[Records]
=-=-=-=-=
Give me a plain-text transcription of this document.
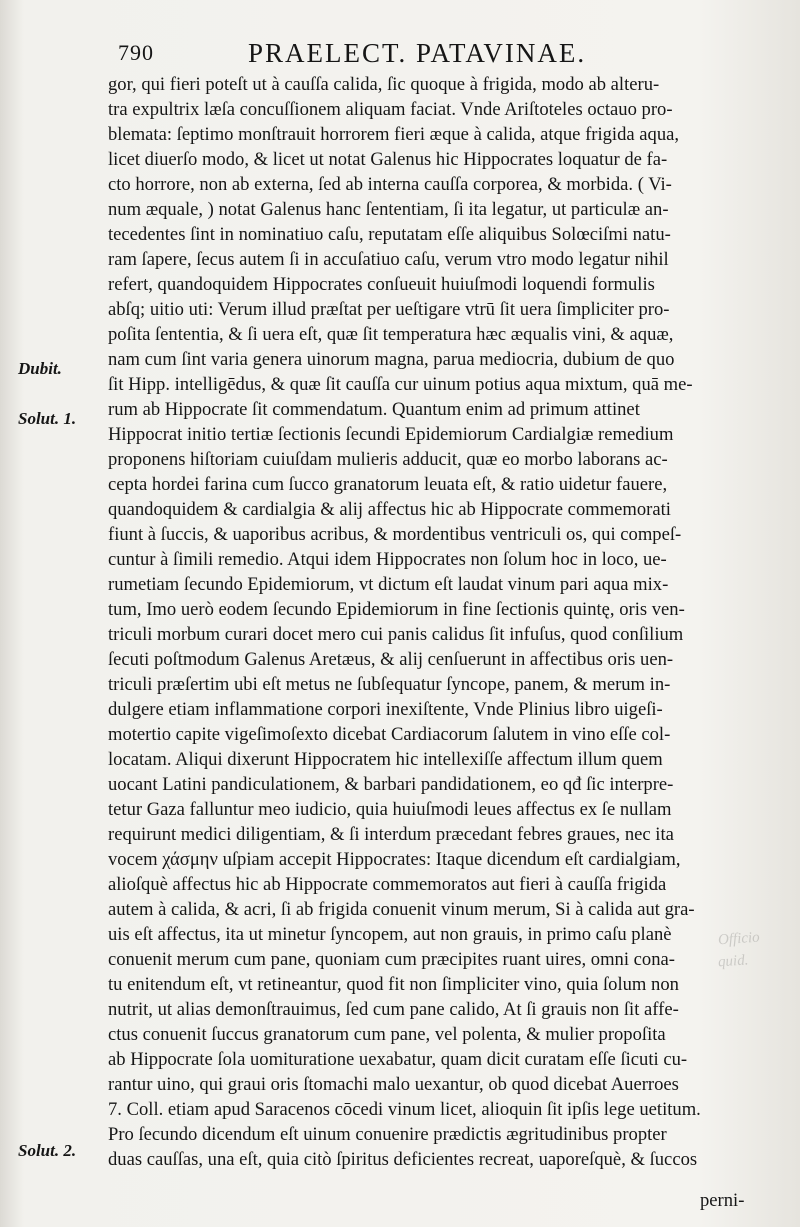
790	PRAELECT. PATAVINAE.
Dubit.
Solut. 1.
Solut. 2.
Officio
quid.
gor, qui fieri poteſt ut à cauſſa calida, ſic quoque à frigida, modo ab alteru-
tra expultrix læſa concuſſionem aliquam faciat. Vnde Ariſtoteles octauo pro-
blemata: ſeptimo monſtrauit horrorem fieri æque à calida, atque frigida aqua,
licet diuerſo modo, & licet ut notat Galenus hic Hippocrates loquatur de fa-
cto horrore, non ab externa, ſed ab interna cauſſa corporea, & morbida. ( Vi-
num æquale, ) notat Galenus hanc ſententiam, ſi ita legatur, ut particulæ an-
tecedentes ſint in nominatiuo caſu, reputatam eſſe aliquibus Solœciſmi natu-
ram ſapere, ſecus autem ſi in accuſatiuo caſu, verum vtro modo legatur nihil
refert, quandoquidem Hippocrates conſueuit huiuſmodi loquendi formulis
abſq; uitio uti: Verum illud præſtat per ueſtigare vtrū ſit uera ſimpliciter pro-
poſita ſententia, & ſi uera eſt, quæ ſit temperatura hæc æqualis vini, & aquæ,
nam cum ſint varia genera uinorum magna, parua mediocria, dubium de quo
ſit Hipp. intelligēdus, & quæ ſit cauſſa cur uinum potius aqua mixtum, quā me-
rum ab Hippocrate ſit commendatum. Quantum enim ad primum attinet
Hippocrat initio tertiæ ſectionis ſecundi Epidemiorum Cardialgiæ remedium
proponens hiſtoriam cuiuſdam mulieris adducit, quæ eo morbo laborans ac-
cepta hordei farina cum ſucco granatorum leuata eſt, & ratio uidetur fauere,
quandoquidem & cardialgia & alij affectus hic ab Hippocrate commemorati
fiunt à ſuccis, & uaporibus acribus, & mordentibus ventriculi os, qui compeſ-
cuntur à ſimili remedio. Atqui idem Hippocrates non ſolum hoc in loco, ue-
rumetiam ſecundo Epidemiorum, vt dictum eſt laudat vinum pari aqua mix-
tum, Imo uerò eodem ſecundo Epidemiorum in fine ſectionis quintę, oris ven-
triculi morbum curari docet mero cui panis calidus ſit infuſus, quod conſilium
ſecuti poſtmodum Galenus Aretæus, & alij cenſuerunt in affectibus oris uen-
triculi præſertim ubi eſt metus ne ſubſequatur ſyncope, panem, & merum in-
dulgere etiam inflammatione corpori inexiſtente, Vnde Plinius libro uigeſi-
motertio capite vigeſimoſexto dicebat Cardiacorum ſalutem in vino eſſe col-
locatam. Aliqui dixerunt Hippocratem hic intellexiſſe affectum illum quem
uocant Latini pandiculationem, & barbari pandidationem, eo qđ ſic interpre-
tetur Gaza falluntur meo iudicio, quia huiuſmodi leues affectus ex ſe nullam
requirunt medici diligentiam, & ſi interdum præcedant febres graues, nec ita
vocem χάσμην uſpiam accepit Hippocrates: Itaque dicendum eſt cardialgiam,
alioſquè affectus hic ab Hippocrate commemoratos aut fieri à cauſſa frigida
autem à calida, & acri, ſi ab frigida conuenit vinum merum, Si à calida aut gra-
uis eſt affectus, ita ut minetur ſyncopem, aut non grauis, in primo caſu planè
conuenit merum cum pane, quoniam cum præcipites ruant uires, omni cona-
tu enitendum eſt, vt retineantur, quod fit non ſimpliciter vino, quia ſolum non
nutrit, ut alias demonſtrauimus, ſed cum pane calido, At ſi grauis non ſit affe-
ctus conuenit ſuccus granatorum cum pane, vel polenta, & mulier propoſita
ab Hippocrate ſola uomituratione uexabatur, quam dicit curatam eſſe ſicuti cu-
rantur uino, qui graui oris ſtomachi malo uexantur, ob quod dicebat Auerroes
7. Coll. etiam apud Saracenos cōcedi vinum licet, alioquin ſit ipſis lege uetitum.
Pro ſecundo dicendum eſt uinum conuenire prædictis ægritudinibus propter
duas cauſſas, una eſt, quia citò ſpiritus deficientes recreat, uaporeſquè, & ſuccos
perni-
=-=-=-=-=
## TASK TO COMPLETE
Images do not belong in the copy; reproduce all other parts of the records above verbatim.

## WRITTEN ANSWER
Give me a plain-text transcription of this document.
790	PRAELECT. PATAVINAE.
Dubit.
Solut. 1.
Solut. 2.
Officio
quid.
gor, qui fieri poteſt ut à cauſſa calida, ſic quoque à frigida, modo ab alteru-
tra expultrix læſa concuſſionem aliquam faciat. Vnde Ariſtoteles octauo pro-
blemata: ſeptimo monſtrauit horrorem fieri æque à calida, atque frigida aqua,
licet diuerſo modo, & licet ut notat Galenus hic Hippocrates loquatur de fa-
cto horrore, non ab externa, ſed ab interna cauſſa corporea, & morbida. ( Vi-
num æquale, ) notat Galenus hanc ſententiam, ſi ita legatur, ut particulæ an-
tecedentes ſint in nominatiuo caſu, reputatam eſſe aliquibus Solœciſmi natu-
ram ſapere, ſecus autem ſi in accuſatiuo caſu, verum vtro modo legatur nihil
refert, quandoquidem Hippocrates conſueuit huiuſmodi loquendi formulis
abſq; uitio uti: Verum illud præſtat per ueſtigare vtrū ſit uera ſimpliciter pro-
poſita ſententia, & ſi uera eſt, quæ ſit temperatura hæc æqualis vini, & aquæ,
nam cum ſint varia genera uinorum magna, parua mediocria, dubium de quo
ſit Hipp. intelligēdus, & quæ ſit cauſſa cur uinum potius aqua mixtum, quā me-
rum ab Hippocrate ſit commendatum. Quantum enim ad primum attinet
Hippocrat initio tertiæ ſectionis ſecundi Epidemiorum Cardialgiæ remedium
proponens hiſtoriam cuiuſdam mulieris adducit, quæ eo morbo laborans ac-
cepta hordei farina cum ſucco granatorum leuata eſt, & ratio uidetur fauere,
quandoquidem & cardialgia & alij affectus hic ab Hippocrate commemorati
fiunt à ſuccis, & uaporibus acribus, & mordentibus ventriculi os, qui compeſ-
cuntur à ſimili remedio. Atqui idem Hippocrates non ſolum hoc in loco, ue-
rumetiam ſecundo Epidemiorum, vt dictum eſt laudat vinum pari aqua mix-
tum, Imo uerò eodem ſecundo Epidemiorum in fine ſectionis quintę, oris ven-
triculi morbum curari docet mero cui panis calidus ſit infuſus, quod conſilium
ſecuti poſtmodum Galenus Aretæus, & alij cenſuerunt in affectibus oris uen-
triculi præſertim ubi eſt metus ne ſubſequatur ſyncope, panem, & merum in-
dulgere etiam inflammatione corpori inexiſtente, Vnde Plinius libro uigeſi-
motertio capite vigeſimoſexto dicebat Cardiacorum ſalutem in vino eſſe col-
locatam. Aliqui dixerunt Hippocratem hic intellexiſſe affectum illum quem
uocant Latini pandiculationem, & barbari pandidationem, eo qđ ſic interpre-
tetur Gaza falluntur meo iudicio, quia huiuſmodi leues affectus ex ſe nullam
requirunt medici diligentiam, & ſi interdum præcedant febres graues, nec ita
vocem χάσμην uſpiam accepit Hippocrates: Itaque dicendum eſt cardialgiam,
alioſquè affectus hic ab Hippocrate commemoratos aut fieri à cauſſa frigida
autem à calida, & acri, ſi ab frigida conuenit vinum merum, Si à calida aut gra-
uis eſt affectus, ita ut minetur ſyncopem, aut non grauis, in primo caſu planè
conuenit merum cum pane, quoniam cum præcipites ruant uires, omni cona-
tu enitendum eſt, vt retineantur, quod fit non ſimpliciter vino, quia ſolum non
nutrit, ut alias demonſtrauimus, ſed cum pane calido, At ſi grauis non ſit affe-
ctus conuenit ſuccus granatorum cum pane, vel polenta, & mulier propoſita
ab Hippocrate ſola uomituratione uexabatur, quam dicit curatam eſſe ſicuti cu-
rantur uino, qui graui oris ſtomachi malo uexantur, ob quod dicebat Auerroes
7. Coll. etiam apud Saracenos cōcedi vinum licet, alioquin ſit ipſis lege uetitum.
Pro ſecundo dicendum eſt uinum conuenire prædictis ægritudinibus propter
duas cauſſas, una eſt, quia citò ſpiritus deficientes recreat, uaporeſquè, & ſuccos
perni-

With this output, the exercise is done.